**The exercise:**
Starting at the beginning of the rows below and ending with the line that contains "The tubing member 128 is at (678, 172).", format each line as one string in a JSON list, omitting blank lines and leaving the pictures out.

+++++

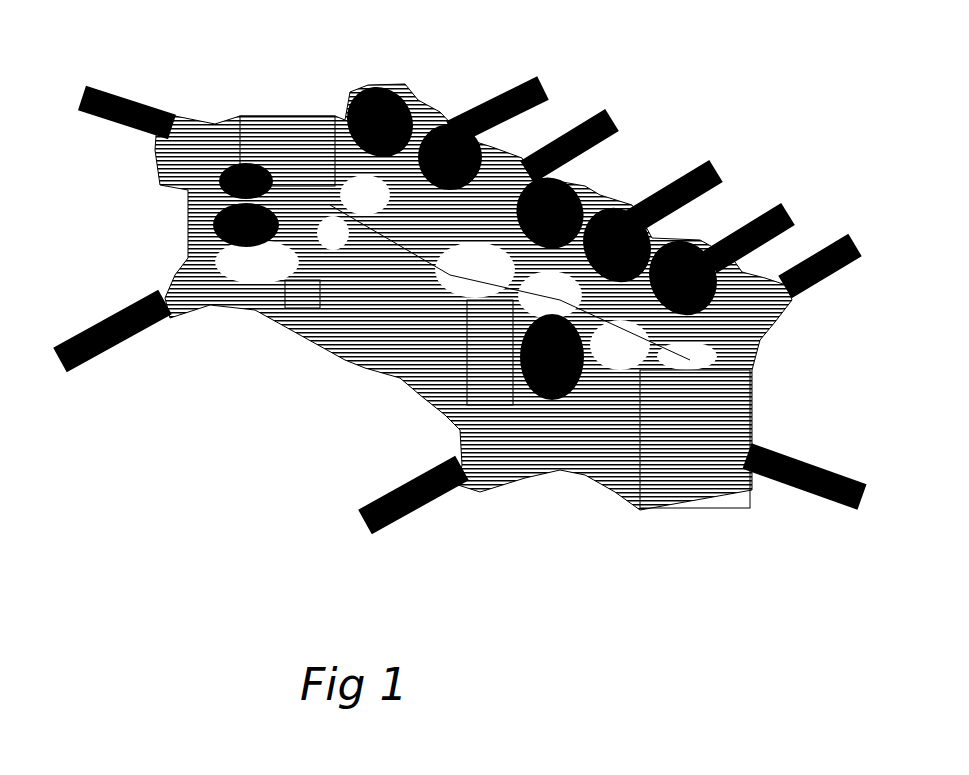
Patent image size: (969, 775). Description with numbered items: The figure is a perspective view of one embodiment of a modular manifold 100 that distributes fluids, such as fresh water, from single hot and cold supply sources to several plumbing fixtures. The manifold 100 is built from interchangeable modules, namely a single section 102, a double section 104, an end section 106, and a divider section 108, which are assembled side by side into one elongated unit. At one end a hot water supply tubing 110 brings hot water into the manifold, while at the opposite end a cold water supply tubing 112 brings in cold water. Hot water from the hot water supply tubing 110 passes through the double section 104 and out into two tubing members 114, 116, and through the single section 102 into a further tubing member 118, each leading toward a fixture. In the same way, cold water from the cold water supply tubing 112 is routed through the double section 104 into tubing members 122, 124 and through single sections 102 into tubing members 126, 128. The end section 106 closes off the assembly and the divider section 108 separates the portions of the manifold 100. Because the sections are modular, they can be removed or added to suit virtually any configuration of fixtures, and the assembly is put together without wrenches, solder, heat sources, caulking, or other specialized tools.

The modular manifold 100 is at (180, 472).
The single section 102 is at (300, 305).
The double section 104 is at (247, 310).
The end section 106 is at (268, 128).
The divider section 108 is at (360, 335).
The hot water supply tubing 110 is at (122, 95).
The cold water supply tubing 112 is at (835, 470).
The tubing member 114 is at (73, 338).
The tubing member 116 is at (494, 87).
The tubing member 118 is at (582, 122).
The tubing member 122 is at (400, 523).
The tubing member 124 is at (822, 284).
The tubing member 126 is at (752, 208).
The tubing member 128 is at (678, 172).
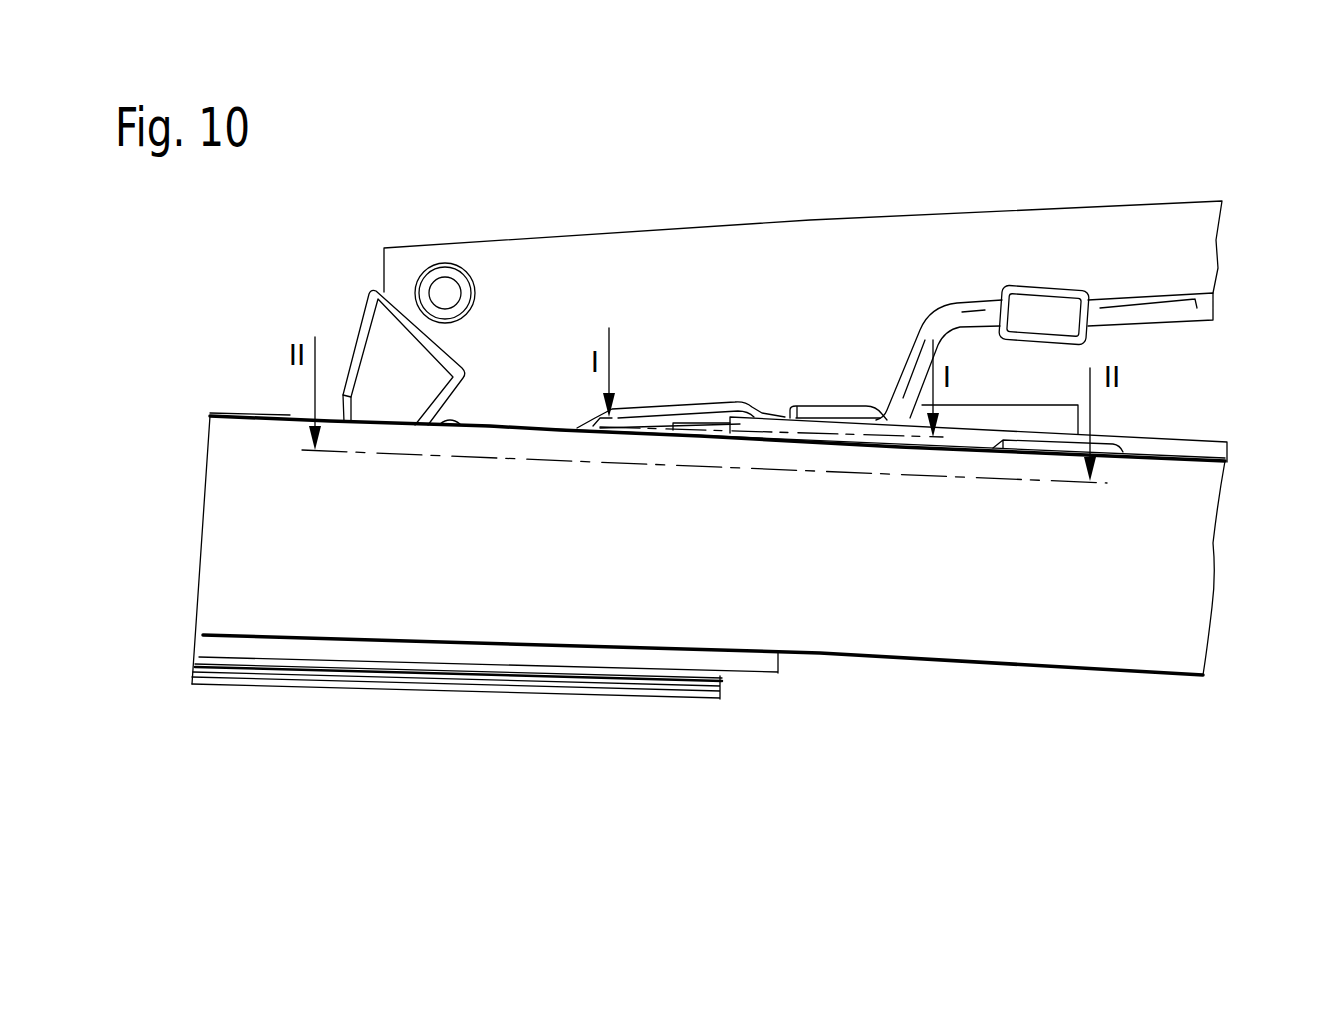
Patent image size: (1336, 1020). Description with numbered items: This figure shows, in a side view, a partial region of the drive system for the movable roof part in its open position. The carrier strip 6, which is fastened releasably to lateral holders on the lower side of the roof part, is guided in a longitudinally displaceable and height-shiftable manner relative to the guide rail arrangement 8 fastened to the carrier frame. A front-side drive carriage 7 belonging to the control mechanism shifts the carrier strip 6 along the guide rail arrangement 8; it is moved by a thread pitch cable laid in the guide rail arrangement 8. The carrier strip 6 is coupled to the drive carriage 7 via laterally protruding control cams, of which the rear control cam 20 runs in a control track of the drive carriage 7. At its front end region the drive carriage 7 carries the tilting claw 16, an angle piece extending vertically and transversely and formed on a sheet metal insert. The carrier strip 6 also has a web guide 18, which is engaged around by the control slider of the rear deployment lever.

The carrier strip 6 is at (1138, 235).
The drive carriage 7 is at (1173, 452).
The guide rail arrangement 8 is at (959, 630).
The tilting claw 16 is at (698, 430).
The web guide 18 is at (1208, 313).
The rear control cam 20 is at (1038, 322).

+++++

**Full response:**
[
  "Patent image size: (969, 775). Description with numbered items: The figure is a perspective view of one embodiment of a modular manifold 100 that distributes fluids, such as fresh water, from single hot and cold supply sources to several plumbing fixtures. The manifold 100 is built from interchangeable modules, namely a single section 102, a double section 104, an end section 106, and a divider section 108, which are assembled side by side into one elongated unit. At one end a hot water supply tubing 110 brings hot water into the manifold, while at the opposite end a cold water supply tubing 112 brings in cold water. Hot water from the hot water supply tubing 110 passes through the double section 104 and out into two tubing members 114, 116, and through the single section 102 into a further tubing member 118, each leading toward a fixture. In the same way, cold water from the cold water supply tubing 112 is routed through the double section 104 into tubing members 122, 124 and through single sections 102 into tubing members 126, 128. The end section 106 closes off the assembly and the divider section 108 separates the portions of the manifold 100. Because the sections are modular, they can be removed or added to suit virtually any configuration of fixtures, and the assembly is put together without wrenches, solder, heat sources, caulking, or other specialized tools.",
  "The modular manifold 100 is at (180, 472).",
  "The single section 102 is at (300, 305).",
  "The double section 104 is at (247, 310).",
  "The end section 106 is at (268, 128).",
  "The divider section 108 is at (360, 335).",
  "The hot water supply tubing 110 is at (122, 95).",
  "The cold water supply tubing 112 is at (835, 470).",
  "The tubing member 114 is at (73, 338).",
  "The tubing member 116 is at (494, 87).",
  "The tubing member 118 is at (582, 122).",
  "The tubing member 122 is at (400, 523).",
  "The tubing member 124 is at (822, 284).",
  "The tubing member 126 is at (752, 208).",
  "The tubing member 128 is at (678, 172)."
]